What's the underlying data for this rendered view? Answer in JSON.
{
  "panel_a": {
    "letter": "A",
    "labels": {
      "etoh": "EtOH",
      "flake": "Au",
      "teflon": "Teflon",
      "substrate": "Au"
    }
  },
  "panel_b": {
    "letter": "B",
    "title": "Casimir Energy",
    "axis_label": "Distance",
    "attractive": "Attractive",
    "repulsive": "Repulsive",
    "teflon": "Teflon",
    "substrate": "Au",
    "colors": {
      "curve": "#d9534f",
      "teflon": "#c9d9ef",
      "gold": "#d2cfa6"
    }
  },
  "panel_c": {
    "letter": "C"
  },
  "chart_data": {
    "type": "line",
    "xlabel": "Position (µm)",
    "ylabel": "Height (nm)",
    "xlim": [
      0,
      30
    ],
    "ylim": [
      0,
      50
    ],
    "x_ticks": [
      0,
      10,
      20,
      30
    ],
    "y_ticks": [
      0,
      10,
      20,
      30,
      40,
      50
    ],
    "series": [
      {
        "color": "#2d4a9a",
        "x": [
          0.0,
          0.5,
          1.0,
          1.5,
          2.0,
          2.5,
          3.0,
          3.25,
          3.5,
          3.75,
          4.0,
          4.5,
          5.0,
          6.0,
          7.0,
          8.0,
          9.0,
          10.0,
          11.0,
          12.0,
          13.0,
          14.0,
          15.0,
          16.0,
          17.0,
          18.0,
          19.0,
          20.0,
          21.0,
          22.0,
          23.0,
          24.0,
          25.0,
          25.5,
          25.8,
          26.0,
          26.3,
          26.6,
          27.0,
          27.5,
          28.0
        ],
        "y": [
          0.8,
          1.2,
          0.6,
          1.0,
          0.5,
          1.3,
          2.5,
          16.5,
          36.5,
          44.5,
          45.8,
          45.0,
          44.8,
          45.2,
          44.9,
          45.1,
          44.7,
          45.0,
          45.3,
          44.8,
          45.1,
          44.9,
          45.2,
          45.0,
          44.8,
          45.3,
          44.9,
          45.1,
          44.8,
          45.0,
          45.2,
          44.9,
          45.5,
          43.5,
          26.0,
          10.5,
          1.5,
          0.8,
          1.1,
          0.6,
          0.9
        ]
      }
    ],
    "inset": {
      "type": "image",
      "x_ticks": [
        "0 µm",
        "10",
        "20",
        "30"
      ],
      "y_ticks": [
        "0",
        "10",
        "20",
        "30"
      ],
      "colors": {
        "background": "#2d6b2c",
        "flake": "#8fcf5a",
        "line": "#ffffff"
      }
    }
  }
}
:::
Give the listing above again, word for word.

What's the underlying data for this rendered view? Answer in JSON.
{
  "panel_a": {
    "letter": "A",
    "labels": {
      "etoh": "EtOH",
      "flake": "Au",
      "teflon": "Teflon",
      "substrate": "Au"
    }
  },
  "panel_b": {
    "letter": "B",
    "title": "Casimir Energy",
    "axis_label": "Distance",
    "attractive": "Attractive",
    "repulsive": "Repulsive",
    "teflon": "Teflon",
    "substrate": "Au",
    "colors": {
      "curve": "#d9534f",
      "teflon": "#c9d9ef",
      "gold": "#d2cfa6"
    }
  },
  "panel_c": {
    "letter": "C"
  },
  "chart_data": {
    "type": "line",
    "xlabel": "Position (µm)",
    "ylabel": "Height (nm)",
    "xlim": [
      0,
      30
    ],
    "ylim": [
      0,
      50
    ],
    "x_ticks": [
      0,
      10,
      20,
      30
    ],
    "y_ticks": [
      0,
      10,
      20,
      30,
      40,
      50
    ],
    "series": [
      {
        "color": "#2d4a9a",
        "x": [
          0.0,
          0.5,
          1.0,
          1.5,
          2.0,
          2.5,
          3.0,
          3.25,
          3.5,
          3.75,
          4.0,
          4.5,
          5.0,
          6.0,
          7.0,
          8.0,
          9.0,
          10.0,
          11.0,
          12.0,
          13.0,
          14.0,
          15.0,
          16.0,
          17.0,
          18.0,
          19.0,
          20.0,
          21.0,
          22.0,
          23.0,
          24.0,
          25.0,
          25.5,
          25.8,
          26.0,
          26.3,
          26.6,
          27.0,
          27.5,
          28.0
        ],
        "y": [
          0.8,
          1.2,
          0.6,
          1.0,
          0.5,
          1.3,
          2.5,
          16.5,
          36.5,
          44.5,
          45.8,
          45.0,
          44.8,
          45.2,
          44.9,
          45.1,
          44.7,
          45.0,
          45.3,
          44.8,
          45.1,
          44.9,
          45.2,
          45.0,
          44.8,
          45.3,
          44.9,
          45.1,
          44.8,
          45.0,
          45.2,
          44.9,
          45.5,
          43.5,
          26.0,
          10.5,
          1.5,
          0.8,
          1.1,
          0.6,
          0.9
        ]
      }
    ],
    "inset": {
      "type": "image",
      "x_ticks": [
        "0 µm",
        "10",
        "20",
        "30"
      ],
      "y_ticks": [
        "0",
        "10",
        "20",
        "30"
      ],
      "colors": {
        "background": "#2d6b2c",
        "flake": "#8fcf5a",
        "line": "#ffffff"
      }
    }
  }
}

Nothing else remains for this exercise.